Given exercise ::
Note how many lines hold "sbin" and report that number by itself.

Collected data entries ::

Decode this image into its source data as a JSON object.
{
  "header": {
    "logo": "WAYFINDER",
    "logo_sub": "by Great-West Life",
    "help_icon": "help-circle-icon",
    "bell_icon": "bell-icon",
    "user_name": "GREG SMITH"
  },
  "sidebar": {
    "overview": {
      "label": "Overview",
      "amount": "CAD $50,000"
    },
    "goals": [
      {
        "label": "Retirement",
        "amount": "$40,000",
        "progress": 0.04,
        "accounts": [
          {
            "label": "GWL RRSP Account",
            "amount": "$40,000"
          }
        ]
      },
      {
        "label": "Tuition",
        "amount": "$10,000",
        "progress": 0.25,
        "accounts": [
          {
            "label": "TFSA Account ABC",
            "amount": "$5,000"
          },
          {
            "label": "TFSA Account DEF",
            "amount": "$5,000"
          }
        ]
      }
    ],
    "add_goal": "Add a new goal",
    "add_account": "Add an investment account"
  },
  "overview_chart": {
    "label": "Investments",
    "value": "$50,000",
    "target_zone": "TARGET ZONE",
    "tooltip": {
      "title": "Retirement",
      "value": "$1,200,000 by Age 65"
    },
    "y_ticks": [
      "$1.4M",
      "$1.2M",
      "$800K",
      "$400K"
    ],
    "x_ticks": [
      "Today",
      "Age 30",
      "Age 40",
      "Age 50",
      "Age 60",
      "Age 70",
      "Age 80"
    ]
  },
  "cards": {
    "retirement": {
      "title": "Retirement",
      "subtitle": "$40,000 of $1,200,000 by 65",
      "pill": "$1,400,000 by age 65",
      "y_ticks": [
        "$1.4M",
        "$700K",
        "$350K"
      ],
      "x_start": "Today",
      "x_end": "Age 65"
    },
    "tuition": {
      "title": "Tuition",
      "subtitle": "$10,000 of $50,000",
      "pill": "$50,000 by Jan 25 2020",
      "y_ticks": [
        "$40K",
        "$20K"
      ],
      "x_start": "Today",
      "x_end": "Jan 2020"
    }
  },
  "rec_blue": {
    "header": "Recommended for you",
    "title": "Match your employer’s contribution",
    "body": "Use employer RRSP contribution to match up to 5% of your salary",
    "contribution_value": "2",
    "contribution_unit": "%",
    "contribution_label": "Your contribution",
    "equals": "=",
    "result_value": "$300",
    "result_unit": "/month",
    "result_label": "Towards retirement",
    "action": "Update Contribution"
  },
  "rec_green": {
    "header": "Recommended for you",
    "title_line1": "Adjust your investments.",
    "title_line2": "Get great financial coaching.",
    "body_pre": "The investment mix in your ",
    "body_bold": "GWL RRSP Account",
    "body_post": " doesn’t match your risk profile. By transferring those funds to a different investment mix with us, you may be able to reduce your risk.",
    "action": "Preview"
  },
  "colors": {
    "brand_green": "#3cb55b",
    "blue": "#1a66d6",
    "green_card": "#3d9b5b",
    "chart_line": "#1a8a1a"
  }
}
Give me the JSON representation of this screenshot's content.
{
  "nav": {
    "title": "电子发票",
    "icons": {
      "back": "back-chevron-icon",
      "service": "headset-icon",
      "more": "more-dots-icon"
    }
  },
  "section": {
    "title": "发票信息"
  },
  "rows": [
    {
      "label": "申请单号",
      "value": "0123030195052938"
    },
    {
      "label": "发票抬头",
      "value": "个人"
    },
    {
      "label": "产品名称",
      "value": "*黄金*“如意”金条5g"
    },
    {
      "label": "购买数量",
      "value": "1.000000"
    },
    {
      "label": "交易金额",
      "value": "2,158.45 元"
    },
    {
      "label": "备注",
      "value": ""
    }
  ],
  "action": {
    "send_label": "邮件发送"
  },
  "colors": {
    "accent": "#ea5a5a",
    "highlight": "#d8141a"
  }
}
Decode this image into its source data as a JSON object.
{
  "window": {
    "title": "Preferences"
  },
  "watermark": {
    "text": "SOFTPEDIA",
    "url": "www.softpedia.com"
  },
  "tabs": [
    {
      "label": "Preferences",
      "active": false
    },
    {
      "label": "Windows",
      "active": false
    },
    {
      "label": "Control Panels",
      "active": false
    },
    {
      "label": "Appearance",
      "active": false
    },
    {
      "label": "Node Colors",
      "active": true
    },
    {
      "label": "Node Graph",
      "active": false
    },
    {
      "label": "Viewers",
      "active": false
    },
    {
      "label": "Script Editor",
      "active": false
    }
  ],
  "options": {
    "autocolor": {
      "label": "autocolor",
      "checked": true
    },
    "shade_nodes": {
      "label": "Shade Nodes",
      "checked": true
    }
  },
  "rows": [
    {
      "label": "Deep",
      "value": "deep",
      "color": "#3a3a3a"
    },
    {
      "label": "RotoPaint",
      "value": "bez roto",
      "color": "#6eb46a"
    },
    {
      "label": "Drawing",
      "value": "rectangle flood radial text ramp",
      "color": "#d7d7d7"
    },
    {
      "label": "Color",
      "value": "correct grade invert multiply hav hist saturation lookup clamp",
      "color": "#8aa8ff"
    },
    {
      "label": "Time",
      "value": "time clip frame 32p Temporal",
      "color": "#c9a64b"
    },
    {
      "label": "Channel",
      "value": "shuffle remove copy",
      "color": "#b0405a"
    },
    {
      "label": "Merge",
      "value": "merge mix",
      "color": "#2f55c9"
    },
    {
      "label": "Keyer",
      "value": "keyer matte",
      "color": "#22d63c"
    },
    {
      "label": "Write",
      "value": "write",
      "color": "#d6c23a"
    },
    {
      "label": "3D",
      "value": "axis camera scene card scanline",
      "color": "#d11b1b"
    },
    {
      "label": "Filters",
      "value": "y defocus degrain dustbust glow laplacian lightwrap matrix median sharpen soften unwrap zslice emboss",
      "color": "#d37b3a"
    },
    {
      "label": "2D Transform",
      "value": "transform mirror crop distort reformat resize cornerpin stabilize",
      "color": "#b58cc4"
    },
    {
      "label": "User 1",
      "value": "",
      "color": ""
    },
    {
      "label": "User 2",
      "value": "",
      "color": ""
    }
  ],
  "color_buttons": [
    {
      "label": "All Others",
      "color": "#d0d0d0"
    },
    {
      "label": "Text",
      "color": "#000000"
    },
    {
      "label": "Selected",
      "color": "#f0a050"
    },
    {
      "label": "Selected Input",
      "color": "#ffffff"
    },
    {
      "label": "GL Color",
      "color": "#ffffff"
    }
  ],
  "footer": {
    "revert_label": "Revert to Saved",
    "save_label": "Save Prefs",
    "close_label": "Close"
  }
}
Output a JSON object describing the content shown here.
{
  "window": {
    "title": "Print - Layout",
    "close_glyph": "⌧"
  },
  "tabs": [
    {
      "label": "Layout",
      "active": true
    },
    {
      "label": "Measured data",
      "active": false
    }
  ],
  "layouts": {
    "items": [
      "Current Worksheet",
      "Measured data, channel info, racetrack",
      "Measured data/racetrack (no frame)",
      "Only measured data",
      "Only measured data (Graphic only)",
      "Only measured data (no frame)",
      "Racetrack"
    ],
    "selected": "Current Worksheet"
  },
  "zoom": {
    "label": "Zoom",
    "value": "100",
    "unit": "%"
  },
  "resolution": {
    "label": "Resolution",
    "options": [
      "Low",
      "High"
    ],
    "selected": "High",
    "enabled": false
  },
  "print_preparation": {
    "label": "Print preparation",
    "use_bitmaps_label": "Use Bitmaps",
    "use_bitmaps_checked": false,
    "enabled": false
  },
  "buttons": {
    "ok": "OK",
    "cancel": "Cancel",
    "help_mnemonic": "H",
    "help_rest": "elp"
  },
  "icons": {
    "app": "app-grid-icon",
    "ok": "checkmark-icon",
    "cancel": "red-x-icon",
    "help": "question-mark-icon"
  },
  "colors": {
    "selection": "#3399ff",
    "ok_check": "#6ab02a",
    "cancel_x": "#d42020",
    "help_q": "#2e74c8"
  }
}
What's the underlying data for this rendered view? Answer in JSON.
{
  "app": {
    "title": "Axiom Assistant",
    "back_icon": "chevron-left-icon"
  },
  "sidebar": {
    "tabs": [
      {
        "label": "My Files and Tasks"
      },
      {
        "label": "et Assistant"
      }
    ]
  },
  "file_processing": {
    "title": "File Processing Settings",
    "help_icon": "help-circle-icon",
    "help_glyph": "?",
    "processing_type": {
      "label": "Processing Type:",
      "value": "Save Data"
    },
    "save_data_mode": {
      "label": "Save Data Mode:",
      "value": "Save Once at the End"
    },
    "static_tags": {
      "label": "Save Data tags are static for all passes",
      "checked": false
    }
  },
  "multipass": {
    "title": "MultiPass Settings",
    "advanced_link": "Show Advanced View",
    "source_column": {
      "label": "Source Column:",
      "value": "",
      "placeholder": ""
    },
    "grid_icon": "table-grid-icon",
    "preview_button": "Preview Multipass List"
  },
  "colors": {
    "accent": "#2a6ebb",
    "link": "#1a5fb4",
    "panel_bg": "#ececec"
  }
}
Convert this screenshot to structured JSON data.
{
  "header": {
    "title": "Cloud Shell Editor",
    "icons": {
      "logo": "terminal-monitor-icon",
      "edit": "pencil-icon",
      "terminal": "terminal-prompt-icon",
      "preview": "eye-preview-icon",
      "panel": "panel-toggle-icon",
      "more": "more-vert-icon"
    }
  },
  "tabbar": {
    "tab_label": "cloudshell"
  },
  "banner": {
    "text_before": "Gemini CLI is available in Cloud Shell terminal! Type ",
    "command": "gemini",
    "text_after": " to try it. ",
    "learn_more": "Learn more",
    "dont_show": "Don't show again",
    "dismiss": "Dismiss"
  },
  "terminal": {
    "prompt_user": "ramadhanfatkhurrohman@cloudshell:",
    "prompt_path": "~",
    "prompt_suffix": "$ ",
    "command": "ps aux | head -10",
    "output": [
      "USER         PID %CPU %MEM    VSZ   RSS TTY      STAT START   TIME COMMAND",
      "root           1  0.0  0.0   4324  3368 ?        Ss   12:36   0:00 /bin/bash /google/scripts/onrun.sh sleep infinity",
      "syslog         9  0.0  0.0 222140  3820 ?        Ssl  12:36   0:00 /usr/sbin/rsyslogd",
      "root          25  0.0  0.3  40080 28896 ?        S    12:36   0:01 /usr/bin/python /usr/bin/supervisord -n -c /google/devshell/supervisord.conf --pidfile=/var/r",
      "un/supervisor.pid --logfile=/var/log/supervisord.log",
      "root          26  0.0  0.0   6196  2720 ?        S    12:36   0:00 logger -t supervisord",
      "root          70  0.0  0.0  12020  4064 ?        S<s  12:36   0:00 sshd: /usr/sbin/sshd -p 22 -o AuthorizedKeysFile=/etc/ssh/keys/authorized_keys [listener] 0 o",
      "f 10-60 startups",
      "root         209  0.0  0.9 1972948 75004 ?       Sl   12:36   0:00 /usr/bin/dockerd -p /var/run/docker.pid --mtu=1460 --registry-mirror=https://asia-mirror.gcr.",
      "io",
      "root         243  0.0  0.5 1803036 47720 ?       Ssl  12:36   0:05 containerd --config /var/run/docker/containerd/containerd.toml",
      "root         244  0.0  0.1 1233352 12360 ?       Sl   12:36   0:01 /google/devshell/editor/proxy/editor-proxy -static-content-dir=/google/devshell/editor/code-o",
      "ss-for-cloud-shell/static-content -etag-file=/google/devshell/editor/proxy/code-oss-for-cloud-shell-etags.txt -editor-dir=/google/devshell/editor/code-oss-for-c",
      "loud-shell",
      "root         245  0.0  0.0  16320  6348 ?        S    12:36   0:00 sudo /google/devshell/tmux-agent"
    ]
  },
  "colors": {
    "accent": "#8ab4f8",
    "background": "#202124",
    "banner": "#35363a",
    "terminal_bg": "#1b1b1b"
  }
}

Reply to the exercise ::
2